Can you write out the whole listing exactly?

>>>

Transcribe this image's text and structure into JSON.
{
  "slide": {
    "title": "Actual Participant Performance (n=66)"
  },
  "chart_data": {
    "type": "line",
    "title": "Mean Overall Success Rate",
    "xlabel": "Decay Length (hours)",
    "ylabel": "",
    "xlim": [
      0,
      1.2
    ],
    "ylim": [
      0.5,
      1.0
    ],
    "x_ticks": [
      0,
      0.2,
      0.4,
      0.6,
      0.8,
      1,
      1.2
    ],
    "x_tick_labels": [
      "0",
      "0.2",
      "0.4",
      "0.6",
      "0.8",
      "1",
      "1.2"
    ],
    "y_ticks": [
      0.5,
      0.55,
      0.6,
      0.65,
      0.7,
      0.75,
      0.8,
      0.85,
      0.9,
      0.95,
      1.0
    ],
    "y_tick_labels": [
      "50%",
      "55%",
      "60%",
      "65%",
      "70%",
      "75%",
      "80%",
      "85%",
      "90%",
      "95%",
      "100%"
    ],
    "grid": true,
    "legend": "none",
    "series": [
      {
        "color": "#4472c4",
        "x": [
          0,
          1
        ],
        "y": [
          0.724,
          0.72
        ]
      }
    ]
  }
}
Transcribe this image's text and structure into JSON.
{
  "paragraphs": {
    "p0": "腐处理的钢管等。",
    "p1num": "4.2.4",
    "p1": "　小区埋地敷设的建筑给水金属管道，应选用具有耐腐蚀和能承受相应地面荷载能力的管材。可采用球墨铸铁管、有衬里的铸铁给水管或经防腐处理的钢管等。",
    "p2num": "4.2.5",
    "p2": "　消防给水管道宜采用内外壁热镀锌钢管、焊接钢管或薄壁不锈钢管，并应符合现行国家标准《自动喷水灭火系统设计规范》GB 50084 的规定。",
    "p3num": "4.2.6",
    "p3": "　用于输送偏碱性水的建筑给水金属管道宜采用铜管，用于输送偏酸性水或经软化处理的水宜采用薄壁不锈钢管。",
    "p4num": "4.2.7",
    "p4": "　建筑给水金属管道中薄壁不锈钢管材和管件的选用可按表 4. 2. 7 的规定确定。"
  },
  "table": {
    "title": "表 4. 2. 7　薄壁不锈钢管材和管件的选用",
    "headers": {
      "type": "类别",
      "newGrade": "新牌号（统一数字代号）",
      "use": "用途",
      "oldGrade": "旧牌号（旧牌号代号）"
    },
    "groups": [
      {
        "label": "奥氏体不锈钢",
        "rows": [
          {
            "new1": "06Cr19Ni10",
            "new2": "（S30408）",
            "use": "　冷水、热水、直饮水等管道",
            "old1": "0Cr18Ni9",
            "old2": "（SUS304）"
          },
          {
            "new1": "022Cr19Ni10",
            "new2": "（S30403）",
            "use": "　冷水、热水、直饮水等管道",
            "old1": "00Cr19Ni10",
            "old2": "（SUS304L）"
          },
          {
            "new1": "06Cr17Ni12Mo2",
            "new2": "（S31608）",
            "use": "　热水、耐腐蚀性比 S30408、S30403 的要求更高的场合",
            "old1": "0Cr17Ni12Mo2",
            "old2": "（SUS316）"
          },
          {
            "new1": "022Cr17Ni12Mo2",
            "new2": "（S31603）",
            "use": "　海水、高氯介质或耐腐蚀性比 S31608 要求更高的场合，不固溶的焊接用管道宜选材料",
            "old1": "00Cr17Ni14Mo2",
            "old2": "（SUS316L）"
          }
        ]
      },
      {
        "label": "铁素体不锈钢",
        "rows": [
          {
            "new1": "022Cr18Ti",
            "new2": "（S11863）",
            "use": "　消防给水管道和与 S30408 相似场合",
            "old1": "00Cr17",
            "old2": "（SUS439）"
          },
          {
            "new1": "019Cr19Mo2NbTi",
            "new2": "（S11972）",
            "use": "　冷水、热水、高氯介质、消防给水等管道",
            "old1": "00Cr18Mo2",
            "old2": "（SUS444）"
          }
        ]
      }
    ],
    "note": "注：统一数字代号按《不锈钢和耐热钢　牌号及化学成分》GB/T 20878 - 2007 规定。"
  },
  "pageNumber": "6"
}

<<<

--- Answer to the exercise ---
Transcribe this image's text and structure into JSON.
{
  "slide": {
    "title": "Actual Participant Performance (n=66)"
  },
  "chart_data": {
    "type": "line",
    "title": "Mean Overall Success Rate",
    "xlabel": "Decay Length (hours)",
    "ylabel": "",
    "xlim": [
      0,
      1.2
    ],
    "ylim": [
      0.5,
      1.0
    ],
    "x_ticks": [
      0,
      0.2,
      0.4,
      0.6,
      0.8,
      1,
      1.2
    ],
    "x_tick_labels": [
      "0",
      "0.2",
      "0.4",
      "0.6",
      "0.8",
      "1",
      "1.2"
    ],
    "y_ticks": [
      0.5,
      0.55,
      0.6,
      0.65,
      0.7,
      0.75,
      0.8,
      0.85,
      0.9,
      0.95,
      1.0
    ],
    "y_tick_labels": [
      "50%",
      "55%",
      "60%",
      "65%",
      "70%",
      "75%",
      "80%",
      "85%",
      "90%",
      "95%",
      "100%"
    ],
    "grid": true,
    "legend": "none",
    "series": [
      {
        "color": "#4472c4",
        "x": [
          0,
          1
        ],
        "y": [
          0.724,
          0.72
        ]
      }
    ]
  }
}
Transcribe this image's text and structure into JSON.
{
  "paragraphs": {
    "p0": "腐处理的钢管等。",
    "p1num": "4.2.4",
    "p1": "　小区埋地敷设的建筑给水金属管道，应选用具有耐腐蚀和能承受相应地面荷载能力的管材。可采用球墨铸铁管、有衬里的铸铁给水管或经防腐处理的钢管等。",
    "p2num": "4.2.5",
    "p2": "　消防给水管道宜采用内外壁热镀锌钢管、焊接钢管或薄壁不锈钢管，并应符合现行国家标准《自动喷水灭火系统设计规范》GB 50084 的规定。",
    "p3num": "4.2.6",
    "p3": "　用于输送偏碱性水的建筑给水金属管道宜采用铜管，用于输送偏酸性水或经软化处理的水宜采用薄壁不锈钢管。",
    "p4num": "4.2.7",
    "p4": "　建筑给水金属管道中薄壁不锈钢管材和管件的选用可按表 4. 2. 7 的规定确定。"
  },
  "table": {
    "title": "表 4. 2. 7　薄壁不锈钢管材和管件的选用",
    "headers": {
      "type": "类别",
      "newGrade": "新牌号（统一数字代号）",
      "use": "用途",
      "oldGrade": "旧牌号（旧牌号代号）"
    },
    "groups": [
      {
        "label": "奥氏体不锈钢",
        "rows": [
          {
            "new1": "06Cr19Ni10",
            "new2": "（S30408）",
            "use": "　冷水、热水、直饮水等管道",
            "old1": "0Cr18Ni9",
            "old2": "（SUS304）"
          },
          {
            "new1": "022Cr19Ni10",
            "new2": "（S30403）",
            "use": "　冷水、热水、直饮水等管道",
            "old1": "00Cr19Ni10",
            "old2": "（SUS304L）"
          },
          {
            "new1": "06Cr17Ni12Mo2",
            "new2": "（S31608）",
            "use": "　热水、耐腐蚀性比 S30408、S30403 的要求更高的场合",
            "old1": "0Cr17Ni12Mo2",
            "old2": "（SUS316）"
          },
          {
            "new1": "022Cr17Ni12Mo2",
            "new2": "（S31603）",
            "use": "　海水、高氯介质或耐腐蚀性比 S31608 要求更高的场合，不固溶的焊接用管道宜选材料",
            "old1": "00Cr17Ni14Mo2",
            "old2": "（SUS316L）"
          }
        ]
      },
      {
        "label": "铁素体不锈钢",
        "rows": [
          {
            "new1": "022Cr18Ti",
            "new2": "（S11863）",
            "use": "　消防给水管道和与 S30408 相似场合",
            "old1": "00Cr17",
            "old2": "（SUS439）"
          },
          {
            "new1": "019Cr19Mo2NbTi",
            "new2": "（S11972）",
            "use": "　冷水、热水、高氯介质、消防给水等管道",
            "old1": "00Cr18Mo2",
            "old2": "（SUS444）"
          }
        ]
      }
    ],
    "note": "注：统一数字代号按《不锈钢和耐热钢　牌号及化学成分》GB/T 20878 - 2007 规定。"
  },
  "pageNumber": "6"
}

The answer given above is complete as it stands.